Restate the listing below word for word, omitting any images.

┏━━

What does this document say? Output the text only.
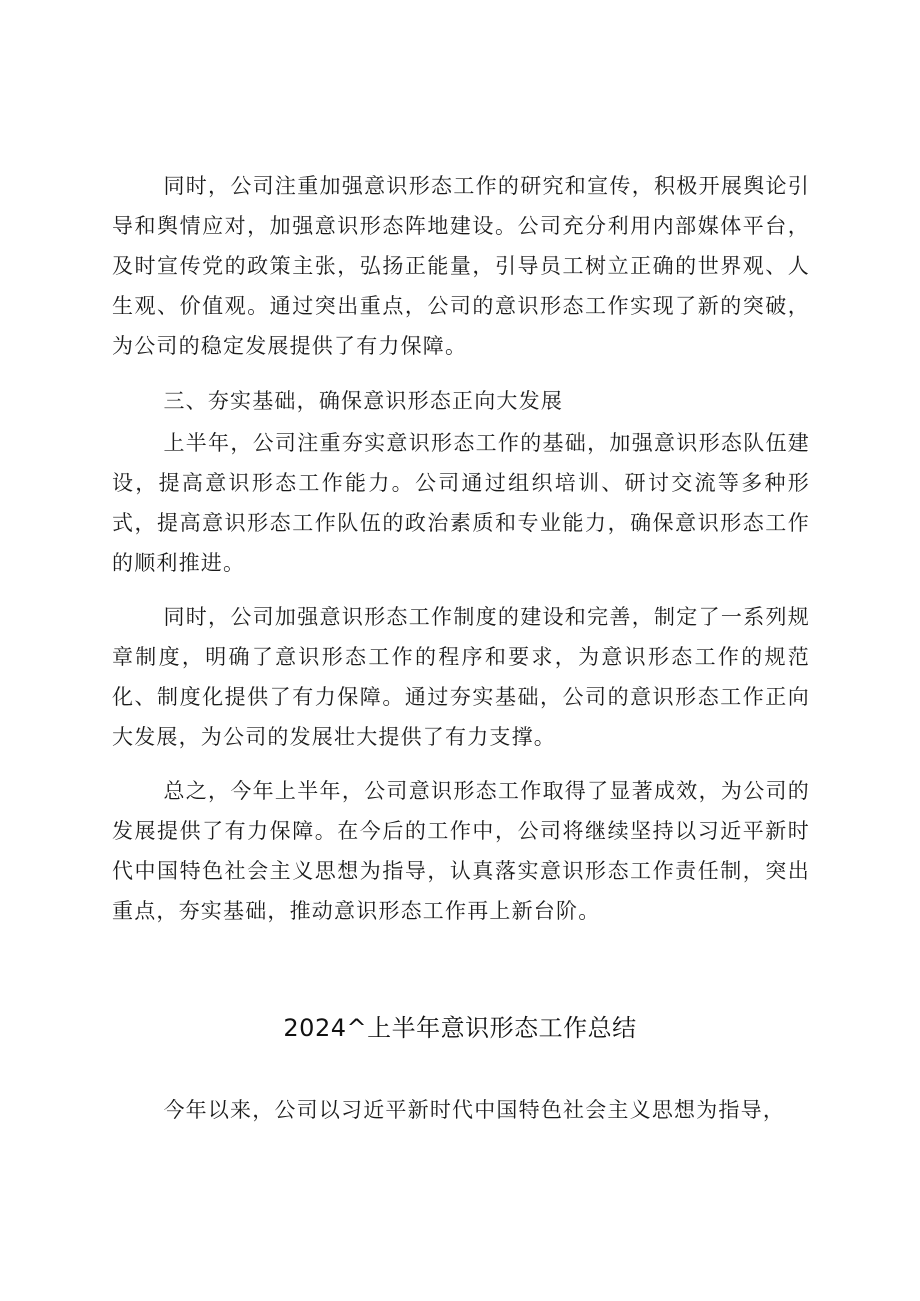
同时，公司注重加强意识形态工作的研究和宣传，积极开展舆论引导和舆情应对，加强意识形态阵地建设。公司充分利用内部媒体平台，及时宣传党的政策主张，弘扬正能量，引导员工树立正确的世界观、人生观、价值观。通过突出重点，公司的意识形态工作实现了新的突破，为公司的稳定发展提供了有力保障。

三、夯实基础，确保意识形态正向大发展

上半年，公司注重夯实意识形态工作的基础，加强意识形态队伍建设，提高意识形态工作能力。公司通过组织培训、研讨交流等多种形式，提高意识形态工作队伍的政治素质和专业能力，确保意识形态工作的顺利推进。

同时，公司加强意识形态工作制度的建设和完善，制定了一系列规章制度，明确了意识形态工作的程序和要求，为意识形态工作的规范化、制度化提供了有力保障。通过夯实基础，公司的意识形态工作正向大发展，为公司的发展壮大提供了有力支撑。

总之，今年上半年，公司意识形态工作取得了显著成效，为公司的发展提供了有力保障。在今后的工作中，公司将继续坚持以习近平新时代中国特色社会主义思想为指导，认真落实意识形态工作责任制，突出重点，夯实基础，推动意识形态工作再上新台阶。

2024^上半年意识形态工作总结

今年以来，公司以习近平新时代中国特色社会主义思想为指导，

┗━━

▶ [OUTPUT BELOW]:
What does this document say? Output the text only.
同时，公司注重加强意识形态工作的研究和宣传，积极开展舆论引导和舆情应对，加强意识形态阵地建设。公司充分利用内部媒体平台，及时宣传党的政策主张，弘扬正能量，引导员工树立正确的世界观、人生观、价值观。通过突出重点，公司的意识形态工作实现了新的突破，为公司的稳定发展提供了有力保障。

三、夯实基础，确保意识形态正向大发展

上半年，公司注重夯实意识形态工作的基础，加强意识形态队伍建设，提高意识形态工作能力。公司通过组织培训、研讨交流等多种形式，提高意识形态工作队伍的政治素质和专业能力，确保意识形态工作的顺利推进。

同时，公司加强意识形态工作制度的建设和完善，制定了一系列规章制度，明确了意识形态工作的程序和要求，为意识形态工作的规范化、制度化提供了有力保障。通过夯实基础，公司的意识形态工作正向大发展，为公司的发展壮大提供了有力支撑。

总之，今年上半年，公司意识形态工作取得了显著成效，为公司的发展提供了有力保障。在今后的工作中，公司将继续坚持以习近平新时代中国特色社会主义思想为指导，认真落实意识形态工作责任制，突出重点，夯实基础，推动意识形态工作再上新台阶。

2024^上半年意识形态工作总结

今年以来，公司以习近平新时代中国特色社会主义思想为指导，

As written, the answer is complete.